__Data for processing__.
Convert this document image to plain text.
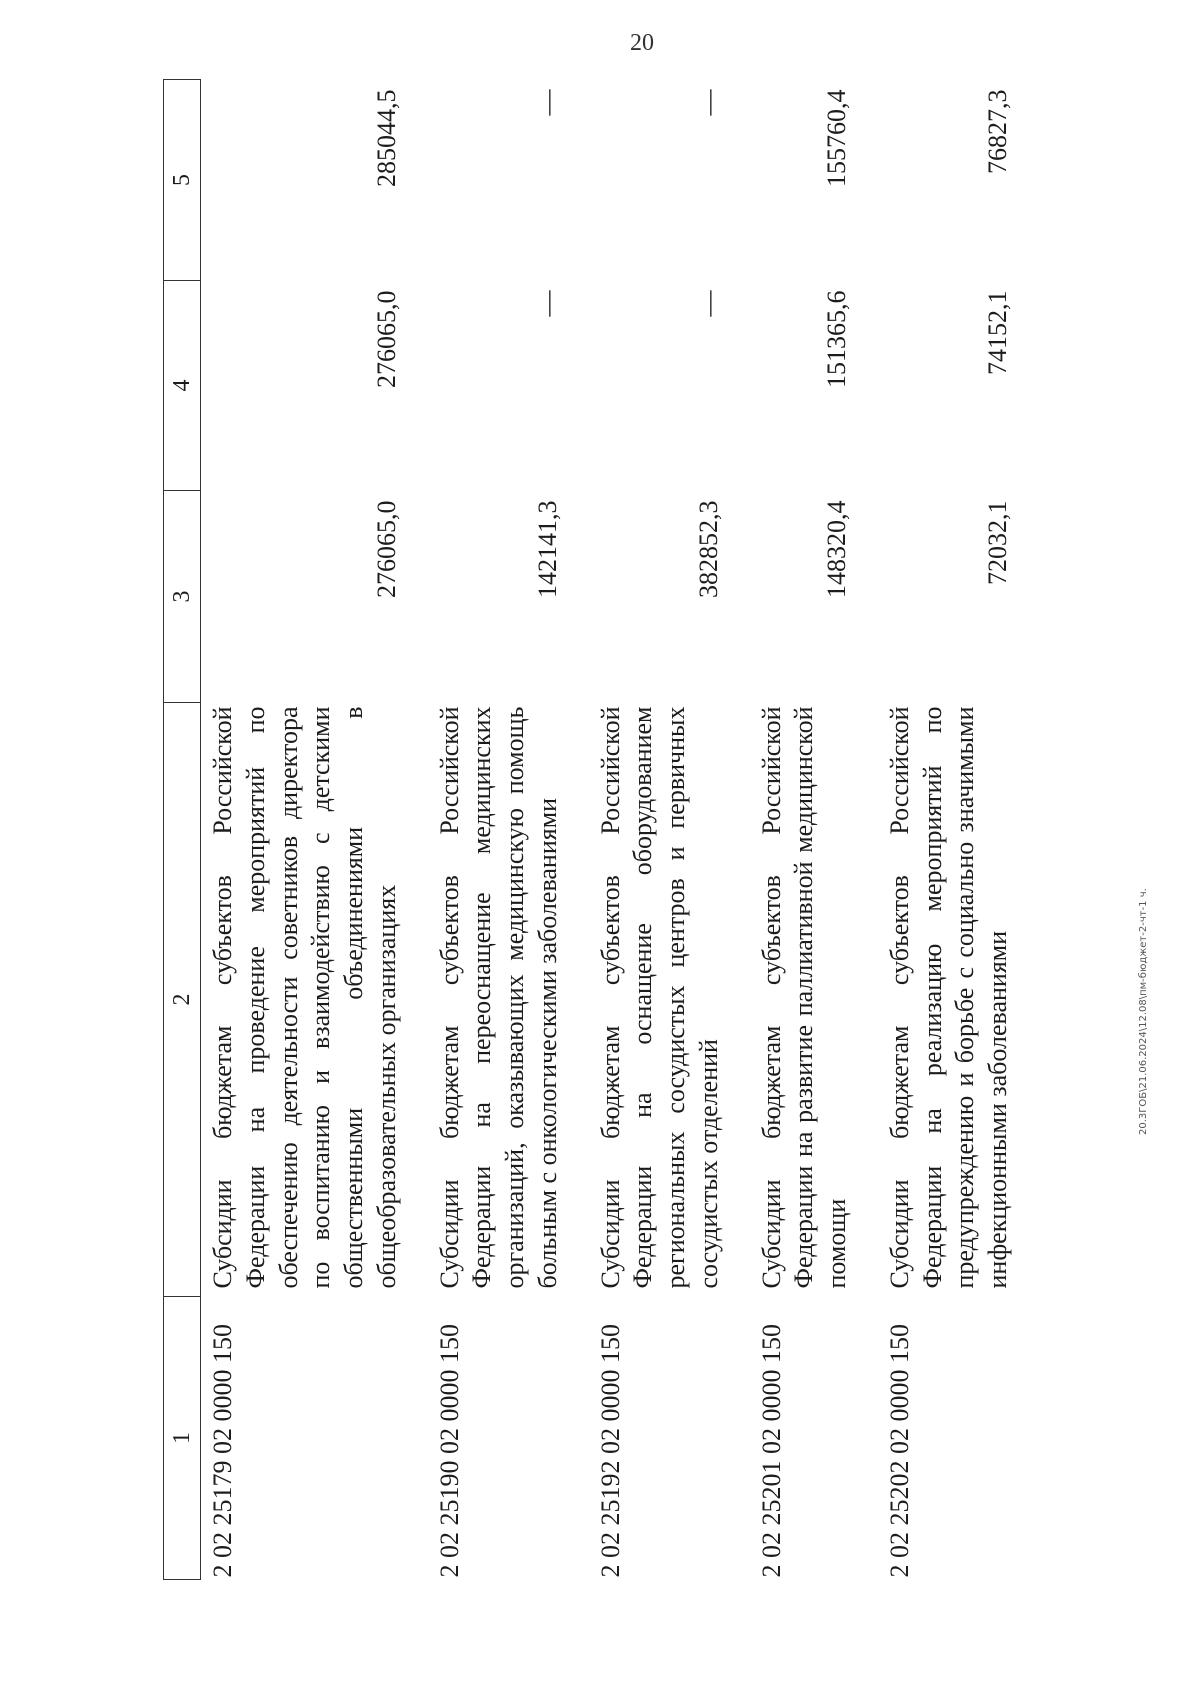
20
1	2	3	4	5
2 02 25179 02 0000 150	Субсидии бюджетам субъектов Российской Федерации на проведение мероприятий по обеспечению деятельности советников директора по воспитанию и взаимодействию с детскими общественными объединениями в общеобразовательных организациях	276065,0	276065,0	285044,5
2 02 25190 02 0000 150	Субсидии бюджетам субъектов Российской Федерации на переоснащение медицинских организаций, оказывающих медицинскую помощь больным с онкологическими заболеваниями	142141,3	—	—
2 02 25192 02 0000 150	Субсидии бюджетам субъектов Российской Федерации на оснащение оборудованием региональных сосудистых центров и первичных сосудистых отделений	382852,3	—	—
2 02 25201 02 0000 150	Субсидии бюджетам субъектов Российской Федерации на развитие паллиативной медицинской помощи	148320,4	151365,6	155760,4
2 02 25202 02 0000 150	Субсидии бюджетам субъектов Российской Федерации на реализацию мероприятий по предупреждению и борьбе с социально значимыми инфекционными заболеваниями	72032,1	74152,1	76827,3
20.3ГОБ\21.06.2024\12.08\пм-бюджет-2-чт-1 ч.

__Aim of the task__. The entries above are to be returned exactly, without their pictures.

__Exercise response__.
Convert this document image to plain text.
20
1	2	3	4	5
2 02 25179 02 0000 150	Субсидии бюджетам субъектов Российской Федерации на проведение мероприятий по обеспечению деятельности советников директора по воспитанию и взаимодействию с детскими общественными объединениями в общеобразовательных организациях	276065,0	276065,0	285044,5
2 02 25190 02 0000 150	Субсидии бюджетам субъектов Российской Федерации на переоснащение медицинских организаций, оказывающих медицинскую помощь больным с онкологическими заболеваниями	142141,3	—	—
2 02 25192 02 0000 150	Субсидии бюджетам субъектов Российской Федерации на оснащение оборудованием региональных сосудистых центров и первичных сосудистых отделений	382852,3	—	—
2 02 25201 02 0000 150	Субсидии бюджетам субъектов Российской Федерации на развитие паллиативной медицинской помощи	148320,4	151365,6	155760,4
2 02 25202 02 0000 150	Субсидии бюджетам субъектов Российской Федерации на реализацию мероприятий по предупреждению и борьбе с социально значимыми инфекционными заболеваниями	72032,1	74152,1	76827,3
20.3ГОБ\21.06.2024\12.08\пм-бюджет-2-чт-1 ч.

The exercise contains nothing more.